Figure dataset records
----------------
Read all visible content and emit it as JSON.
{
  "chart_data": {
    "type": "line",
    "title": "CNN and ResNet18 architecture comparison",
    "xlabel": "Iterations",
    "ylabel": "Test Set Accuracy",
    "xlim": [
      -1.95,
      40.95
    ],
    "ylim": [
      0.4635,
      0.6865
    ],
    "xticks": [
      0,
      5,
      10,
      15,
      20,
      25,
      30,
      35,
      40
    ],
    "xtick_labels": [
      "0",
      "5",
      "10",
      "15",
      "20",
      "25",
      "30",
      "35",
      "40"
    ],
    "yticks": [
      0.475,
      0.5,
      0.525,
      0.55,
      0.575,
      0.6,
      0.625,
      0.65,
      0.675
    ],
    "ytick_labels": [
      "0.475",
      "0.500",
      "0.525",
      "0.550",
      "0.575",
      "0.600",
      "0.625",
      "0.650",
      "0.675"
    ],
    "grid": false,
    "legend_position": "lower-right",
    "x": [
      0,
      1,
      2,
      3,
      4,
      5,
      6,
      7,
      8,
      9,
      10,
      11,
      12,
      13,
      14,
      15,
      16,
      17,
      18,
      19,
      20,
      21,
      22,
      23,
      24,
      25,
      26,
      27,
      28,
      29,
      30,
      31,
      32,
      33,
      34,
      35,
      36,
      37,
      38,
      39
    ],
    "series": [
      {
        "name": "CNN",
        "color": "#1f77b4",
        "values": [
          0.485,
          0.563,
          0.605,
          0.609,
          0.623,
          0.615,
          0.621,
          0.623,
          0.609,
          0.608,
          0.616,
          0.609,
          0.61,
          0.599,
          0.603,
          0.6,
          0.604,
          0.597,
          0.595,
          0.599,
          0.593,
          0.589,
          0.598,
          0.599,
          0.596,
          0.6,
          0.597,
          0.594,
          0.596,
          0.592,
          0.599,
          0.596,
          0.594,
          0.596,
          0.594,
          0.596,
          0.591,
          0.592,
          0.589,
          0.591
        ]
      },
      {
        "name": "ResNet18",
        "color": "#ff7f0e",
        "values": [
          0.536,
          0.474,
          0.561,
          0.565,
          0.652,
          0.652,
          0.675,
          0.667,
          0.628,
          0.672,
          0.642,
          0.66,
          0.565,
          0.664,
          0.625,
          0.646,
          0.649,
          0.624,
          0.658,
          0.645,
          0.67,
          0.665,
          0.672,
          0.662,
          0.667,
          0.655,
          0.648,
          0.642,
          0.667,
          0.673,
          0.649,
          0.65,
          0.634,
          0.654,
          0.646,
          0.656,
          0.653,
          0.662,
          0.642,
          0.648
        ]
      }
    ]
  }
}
----------------
Repeat the records above exactly, leaving none out.

- [Completed task]
Read all visible content and emit it as JSON.
{
  "chart_data": {
    "type": "line",
    "title": "CNN and ResNet18 architecture comparison",
    "xlabel": "Iterations",
    "ylabel": "Test Set Accuracy",
    "xlim": [
      -1.95,
      40.95
    ],
    "ylim": [
      0.4635,
      0.6865
    ],
    "xticks": [
      0,
      5,
      10,
      15,
      20,
      25,
      30,
      35,
      40
    ],
    "xtick_labels": [
      "0",
      "5",
      "10",
      "15",
      "20",
      "25",
      "30",
      "35",
      "40"
    ],
    "yticks": [
      0.475,
      0.5,
      0.525,
      0.55,
      0.575,
      0.6,
      0.625,
      0.65,
      0.675
    ],
    "ytick_labels": [
      "0.475",
      "0.500",
      "0.525",
      "0.550",
      "0.575",
      "0.600",
      "0.625",
      "0.650",
      "0.675"
    ],
    "grid": false,
    "legend_position": "lower-right",
    "x": [
      0,
      1,
      2,
      3,
      4,
      5,
      6,
      7,
      8,
      9,
      10,
      11,
      12,
      13,
      14,
      15,
      16,
      17,
      18,
      19,
      20,
      21,
      22,
      23,
      24,
      25,
      26,
      27,
      28,
      29,
      30,
      31,
      32,
      33,
      34,
      35,
      36,
      37,
      38,
      39
    ],
    "series": [
      {
        "name": "CNN",
        "color": "#1f77b4",
        "values": [
          0.485,
          0.563,
          0.605,
          0.609,
          0.623,
          0.615,
          0.621,
          0.623,
          0.609,
          0.608,
          0.616,
          0.609,
          0.61,
          0.599,
          0.603,
          0.6,
          0.604,
          0.597,
          0.595,
          0.599,
          0.593,
          0.589,
          0.598,
          0.599,
          0.596,
          0.6,
          0.597,
          0.594,
          0.596,
          0.592,
          0.599,
          0.596,
          0.594,
          0.596,
          0.594,
          0.596,
          0.591,
          0.592,
          0.589,
          0.591
        ]
      },
      {
        "name": "ResNet18",
        "color": "#ff7f0e",
        "values": [
          0.536,
          0.474,
          0.561,
          0.565,
          0.652,
          0.652,
          0.675,
          0.667,
          0.628,
          0.672,
          0.642,
          0.66,
          0.565,
          0.664,
          0.625,
          0.646,
          0.649,
          0.624,
          0.658,
          0.645,
          0.67,
          0.665,
          0.672,
          0.662,
          0.667,
          0.655,
          0.648,
          0.642,
          0.667,
          0.673,
          0.649,
          0.65,
          0.634,
          0.654,
          0.646,
          0.656,
          0.653,
          0.662,
          0.642,
          0.648
        ]
      }
    ]
  }
}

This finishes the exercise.